Libraries Quality Control were processed at the University of Chicago HGAC by quantification with the Qubit 2.0 dsDNA HS assay kit and quantification and quality check with the Agilent Bioanalyzer DNA HS assay kit. Libraries were sequenced on Illumina’s HiSeq2000 on a high output flow cell for 100bp PE sequencing. Libraries are 3-plexed per lane to reach 40M paired-end reads per library.
Fastq files go through adapter removal using cutadapt, then the resulting adapter-trimmed fastq files are checked for quality using FastQC. A subset of 10,000 reads is used to estimate insert mean size and standard deviation for use with Tophat. Tophat is used to aligned trimmed reads to the GENCODE19 reference. Expression level is then calculated using HTSeq and Cufflinks with custom scripts used to summarize proportion of reads assigned to each RNA type. The genes that FPKM lower than 1 in more than 60% samples were dropped. We did co-expression on the samples and sample that z-score normalized connectivity with other samples lower than -2 were removed. Finally, 413 sample and 14865 genes were kept. Then, FPKM was log2 transformed. The linear regression was used to remove the effect of covariates including age, sex, RIN, PMI, brain bank, batches, principal components of sequencing (seqPC) except group. The seqPCs were top 10 principal components of PCA on sequencing statistics. The interaction between covariates was calculated.

EXERCISE DETAILS: According to the sequencing text, how many samples and genes were kept in the end? The records are separate material and have no connection to the sequencing text.

INFORMATION PROVIDED:

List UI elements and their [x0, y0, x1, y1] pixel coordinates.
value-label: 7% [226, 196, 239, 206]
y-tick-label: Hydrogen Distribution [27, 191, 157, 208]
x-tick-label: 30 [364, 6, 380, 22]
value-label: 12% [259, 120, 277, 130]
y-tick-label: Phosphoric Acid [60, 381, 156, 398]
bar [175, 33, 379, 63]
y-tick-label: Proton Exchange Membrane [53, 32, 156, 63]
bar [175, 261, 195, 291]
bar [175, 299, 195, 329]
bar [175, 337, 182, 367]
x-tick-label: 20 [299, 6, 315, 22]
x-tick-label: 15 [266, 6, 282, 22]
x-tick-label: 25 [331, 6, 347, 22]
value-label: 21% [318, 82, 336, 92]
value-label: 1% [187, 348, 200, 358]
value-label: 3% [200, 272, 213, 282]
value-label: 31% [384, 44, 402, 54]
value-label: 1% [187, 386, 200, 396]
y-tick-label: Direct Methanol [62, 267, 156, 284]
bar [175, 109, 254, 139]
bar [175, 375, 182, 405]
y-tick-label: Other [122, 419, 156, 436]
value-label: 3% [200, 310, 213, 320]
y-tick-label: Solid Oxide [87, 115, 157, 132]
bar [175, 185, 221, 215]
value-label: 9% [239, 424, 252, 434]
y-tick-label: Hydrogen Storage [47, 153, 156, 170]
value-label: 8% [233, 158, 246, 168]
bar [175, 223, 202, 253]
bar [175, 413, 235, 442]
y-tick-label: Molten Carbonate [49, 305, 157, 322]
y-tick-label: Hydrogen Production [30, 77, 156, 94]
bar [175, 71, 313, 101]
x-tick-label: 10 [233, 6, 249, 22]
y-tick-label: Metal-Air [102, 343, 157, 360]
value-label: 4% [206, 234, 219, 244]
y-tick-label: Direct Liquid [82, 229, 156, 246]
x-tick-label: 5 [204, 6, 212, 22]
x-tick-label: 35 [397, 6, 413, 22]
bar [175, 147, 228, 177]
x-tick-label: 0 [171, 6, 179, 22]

THE ANSWER: 413 samples and 14865 genes.